■ **TEXT TO READ**:
┌────────
When I watched it again this year, I noticed a few things that bothered me.
- Rudolph the Red Nosed Reindeer – 1964
We all know the story. Rudolph is born with a birth defect and rather than cherish his son, Donner decides to hide the affliction. Eventually Rudolph’s honker is discovered and the other reindeer proceed to discriminate against him. They bullied and excluded him because he was different. Even Santa Claus was guilty here. This resonates tonight because my background TV program is the final episode of Nick News with Linda Ellerbe (don’t judge me). I just watched a segment on children who are different or have special needs.
One doe, Clarice, accepts Rudolph for who he is but it’s not enough to keep Rudolph from striking out with Hermie, an elf who’d rather be a dentist. They end up on the Island of Misfit Toys. Eventually, they make their way back to Christmastown and Rudolph’s affliction turns out to be just what everyone needs as the storm of the century threatens to cause the cancellation of Christmas. Santa asks Rudolph to guide his sleigh through the storm.
So, the lesson here is we have no use for you if you’re different – make yourself useful and we have a place for you?!? The older I get, the more of a humanist I become. Politically, the more to the center I drift. Don’t read into that – I am no humanitarian. But you know what? We are all the same. We should all be treated equally. And you know what? I think that’s the overarching message here, it’s just a little ham-handed.
Don’t get me wrong. I love the show. I watch it every year. It wouldn’t be on this list if I didn’t. These elements just struck me as odd this year. The characters are endearing – Rudolph, Yukon Cornelius, Hermie, Clarice, even the Abominable Snowman. The music is wonderful and many of the songs have become beloved Christmas classics that stand on their own apart from the show.
└────────
■ **SUPPLIED MATERIAL**:
┌────────
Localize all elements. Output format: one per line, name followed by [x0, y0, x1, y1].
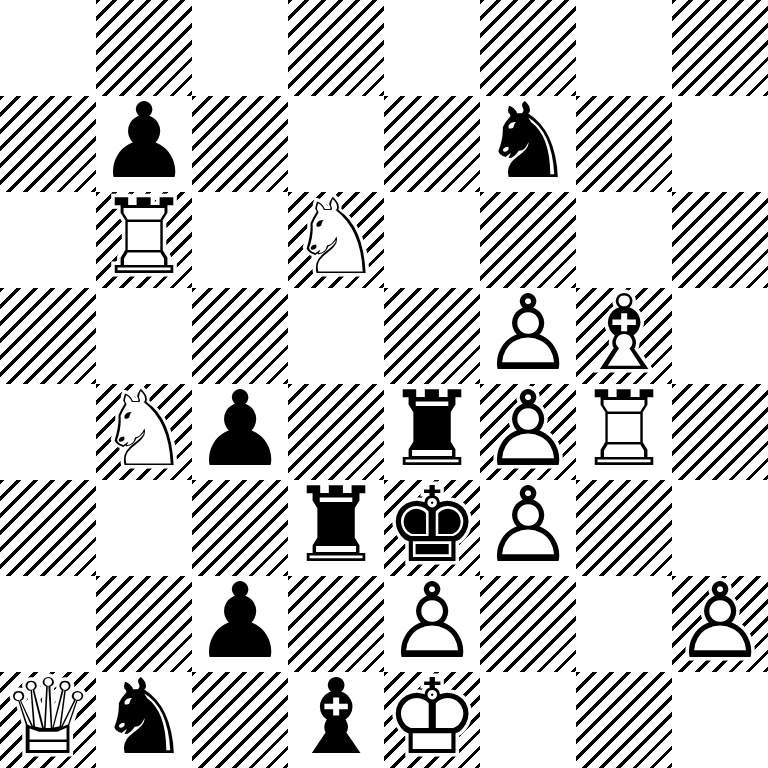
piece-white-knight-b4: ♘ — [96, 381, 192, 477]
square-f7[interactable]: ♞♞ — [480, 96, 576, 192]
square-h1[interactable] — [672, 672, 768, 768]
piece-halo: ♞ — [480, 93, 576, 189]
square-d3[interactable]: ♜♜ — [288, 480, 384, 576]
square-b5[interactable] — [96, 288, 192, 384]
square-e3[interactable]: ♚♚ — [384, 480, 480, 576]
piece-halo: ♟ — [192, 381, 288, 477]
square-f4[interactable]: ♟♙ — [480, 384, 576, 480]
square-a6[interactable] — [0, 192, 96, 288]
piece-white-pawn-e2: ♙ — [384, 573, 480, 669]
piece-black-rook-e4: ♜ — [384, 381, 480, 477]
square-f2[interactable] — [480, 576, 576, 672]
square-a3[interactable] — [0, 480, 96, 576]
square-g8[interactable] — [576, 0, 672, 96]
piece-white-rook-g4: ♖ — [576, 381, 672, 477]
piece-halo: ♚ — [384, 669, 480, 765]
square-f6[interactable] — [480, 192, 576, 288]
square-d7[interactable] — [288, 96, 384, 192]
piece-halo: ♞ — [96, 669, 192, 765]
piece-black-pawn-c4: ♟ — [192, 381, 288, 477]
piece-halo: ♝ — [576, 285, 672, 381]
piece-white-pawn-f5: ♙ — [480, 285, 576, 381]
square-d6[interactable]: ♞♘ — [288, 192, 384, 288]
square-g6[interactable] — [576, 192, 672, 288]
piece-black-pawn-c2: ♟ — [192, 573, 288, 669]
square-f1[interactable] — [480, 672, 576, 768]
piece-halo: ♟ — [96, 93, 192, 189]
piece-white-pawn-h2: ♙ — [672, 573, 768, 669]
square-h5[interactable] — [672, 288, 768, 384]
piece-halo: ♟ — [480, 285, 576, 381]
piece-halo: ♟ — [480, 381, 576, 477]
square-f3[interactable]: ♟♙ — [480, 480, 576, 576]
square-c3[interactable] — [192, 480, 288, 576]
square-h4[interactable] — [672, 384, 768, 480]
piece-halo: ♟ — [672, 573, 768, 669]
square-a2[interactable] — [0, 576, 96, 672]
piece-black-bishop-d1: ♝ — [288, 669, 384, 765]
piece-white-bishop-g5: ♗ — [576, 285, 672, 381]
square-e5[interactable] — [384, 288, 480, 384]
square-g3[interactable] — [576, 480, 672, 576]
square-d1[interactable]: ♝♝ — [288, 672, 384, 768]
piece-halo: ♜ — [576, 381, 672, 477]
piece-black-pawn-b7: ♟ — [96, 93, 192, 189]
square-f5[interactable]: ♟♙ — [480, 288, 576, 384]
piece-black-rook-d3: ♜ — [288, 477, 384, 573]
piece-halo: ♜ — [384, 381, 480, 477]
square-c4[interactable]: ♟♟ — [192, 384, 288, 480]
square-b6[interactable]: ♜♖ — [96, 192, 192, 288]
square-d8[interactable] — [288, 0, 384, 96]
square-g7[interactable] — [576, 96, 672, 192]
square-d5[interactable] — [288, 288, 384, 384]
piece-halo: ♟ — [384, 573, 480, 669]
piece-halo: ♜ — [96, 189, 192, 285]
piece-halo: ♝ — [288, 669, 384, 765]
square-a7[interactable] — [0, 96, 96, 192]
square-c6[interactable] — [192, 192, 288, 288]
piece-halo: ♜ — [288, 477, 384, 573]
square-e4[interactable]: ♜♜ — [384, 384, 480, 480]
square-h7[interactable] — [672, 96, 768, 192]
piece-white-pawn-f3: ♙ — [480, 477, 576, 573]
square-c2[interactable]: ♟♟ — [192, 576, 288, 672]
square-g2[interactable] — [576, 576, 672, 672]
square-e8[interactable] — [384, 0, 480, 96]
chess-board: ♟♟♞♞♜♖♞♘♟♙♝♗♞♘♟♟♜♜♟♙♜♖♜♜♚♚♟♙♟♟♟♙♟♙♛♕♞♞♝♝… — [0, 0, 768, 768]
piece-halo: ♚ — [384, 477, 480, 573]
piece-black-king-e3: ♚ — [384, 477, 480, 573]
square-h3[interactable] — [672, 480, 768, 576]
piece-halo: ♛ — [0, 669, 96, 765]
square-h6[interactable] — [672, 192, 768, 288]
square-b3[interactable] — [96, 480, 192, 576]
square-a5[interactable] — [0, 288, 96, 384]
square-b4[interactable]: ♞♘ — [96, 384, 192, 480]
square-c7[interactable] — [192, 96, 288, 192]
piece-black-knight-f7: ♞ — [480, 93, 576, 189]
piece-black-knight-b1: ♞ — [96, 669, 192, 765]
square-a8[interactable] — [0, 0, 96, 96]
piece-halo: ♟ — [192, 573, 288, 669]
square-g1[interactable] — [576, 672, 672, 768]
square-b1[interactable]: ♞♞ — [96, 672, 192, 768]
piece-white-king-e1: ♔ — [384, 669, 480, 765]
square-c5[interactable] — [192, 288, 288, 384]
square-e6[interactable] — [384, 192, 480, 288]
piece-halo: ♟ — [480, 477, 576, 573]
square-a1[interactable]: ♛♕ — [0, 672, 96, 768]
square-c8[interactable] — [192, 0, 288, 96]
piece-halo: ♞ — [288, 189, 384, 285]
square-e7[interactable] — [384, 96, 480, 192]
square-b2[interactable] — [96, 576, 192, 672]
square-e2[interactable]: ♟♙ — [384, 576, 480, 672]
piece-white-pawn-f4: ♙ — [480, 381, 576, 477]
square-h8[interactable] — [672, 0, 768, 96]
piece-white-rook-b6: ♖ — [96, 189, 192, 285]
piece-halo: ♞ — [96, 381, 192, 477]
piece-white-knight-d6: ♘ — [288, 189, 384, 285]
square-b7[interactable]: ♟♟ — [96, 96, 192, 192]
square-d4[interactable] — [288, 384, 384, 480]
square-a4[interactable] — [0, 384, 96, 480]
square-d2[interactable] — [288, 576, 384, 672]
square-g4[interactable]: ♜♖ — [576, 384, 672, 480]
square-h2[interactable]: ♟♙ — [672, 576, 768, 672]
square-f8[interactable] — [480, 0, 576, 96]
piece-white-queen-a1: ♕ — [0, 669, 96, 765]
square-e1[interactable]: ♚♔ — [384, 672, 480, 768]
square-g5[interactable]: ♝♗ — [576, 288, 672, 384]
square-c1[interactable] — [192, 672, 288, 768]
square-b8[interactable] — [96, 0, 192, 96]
└────────
┌────────
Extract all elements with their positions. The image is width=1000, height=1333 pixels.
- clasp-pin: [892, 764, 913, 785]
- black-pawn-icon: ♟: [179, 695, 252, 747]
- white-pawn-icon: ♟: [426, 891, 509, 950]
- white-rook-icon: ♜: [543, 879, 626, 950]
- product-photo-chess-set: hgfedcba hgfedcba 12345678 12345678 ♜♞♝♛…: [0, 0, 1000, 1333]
└────────
┌────────
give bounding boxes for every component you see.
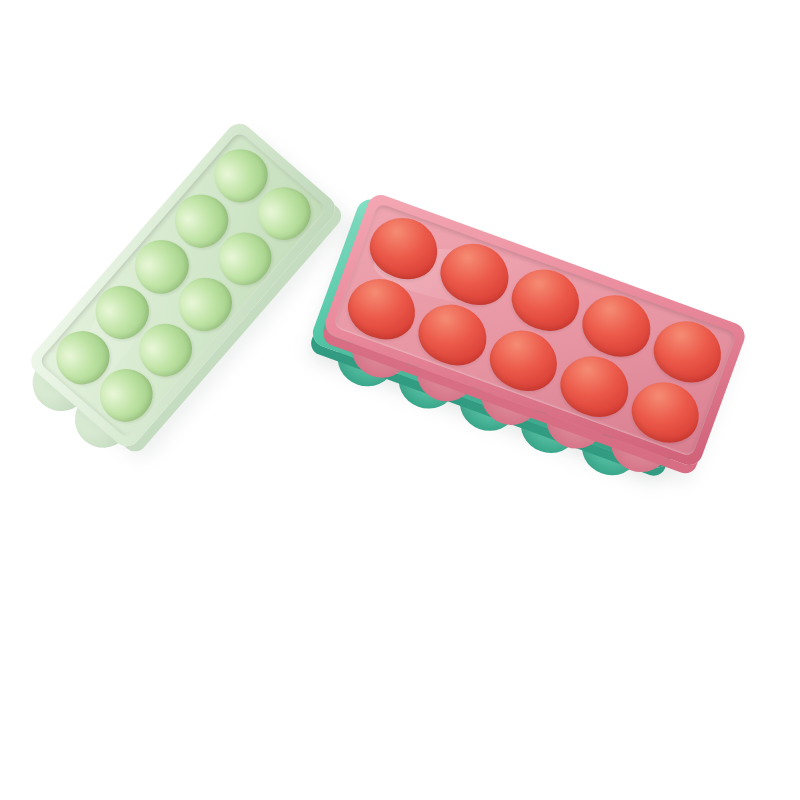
└────────
Answer these from the piece on Rudolph the Red Nosed Reindeer:
(a) What program was playing in the background while the writer was writing?
(b) What would Hermie rather be?
(c) Which characters does the writer call endearing?

(a) The final episode of Nick News with Linda Ellerbe.
(b) A dentist.
(c) Rudolph, Yukon Cornelius, Hermie, Clarice, and the Abominable Snowman.